GIVEN TASK:
Below are some records; return each one exactly.
## Begin
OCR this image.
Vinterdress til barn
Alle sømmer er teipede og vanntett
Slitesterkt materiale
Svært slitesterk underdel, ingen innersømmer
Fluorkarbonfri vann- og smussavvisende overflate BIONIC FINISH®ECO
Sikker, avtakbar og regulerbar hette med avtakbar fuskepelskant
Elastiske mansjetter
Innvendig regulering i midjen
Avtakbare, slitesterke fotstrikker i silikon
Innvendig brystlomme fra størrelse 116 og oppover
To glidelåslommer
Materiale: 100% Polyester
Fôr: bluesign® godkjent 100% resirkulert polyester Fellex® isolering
## End
REPLY:
OCR this image.
Vinterdress til barn
Alle sømmer er teipede og vanntett
Slitesterkt materiale
Svært slitesterk underdel, ingen innersømmer
Fluorkarbonfri vann- og smussavvisende overflate BIONIC FINISH®ECO
Sikker, avtakbar og regulerbar hette med avtakbar fuskepelskant
Elastiske mansjetter
Innvendig regulering i midjen
Avtakbare, slitesterke fotstrikker i silikon
Innvendig brystlomme fra størrelse 116 og oppover
To glidelåslommer
Materiale: 100% Polyester
Fôr: bluesign® godkjent 100% resirkulert polyester Fellex® isolering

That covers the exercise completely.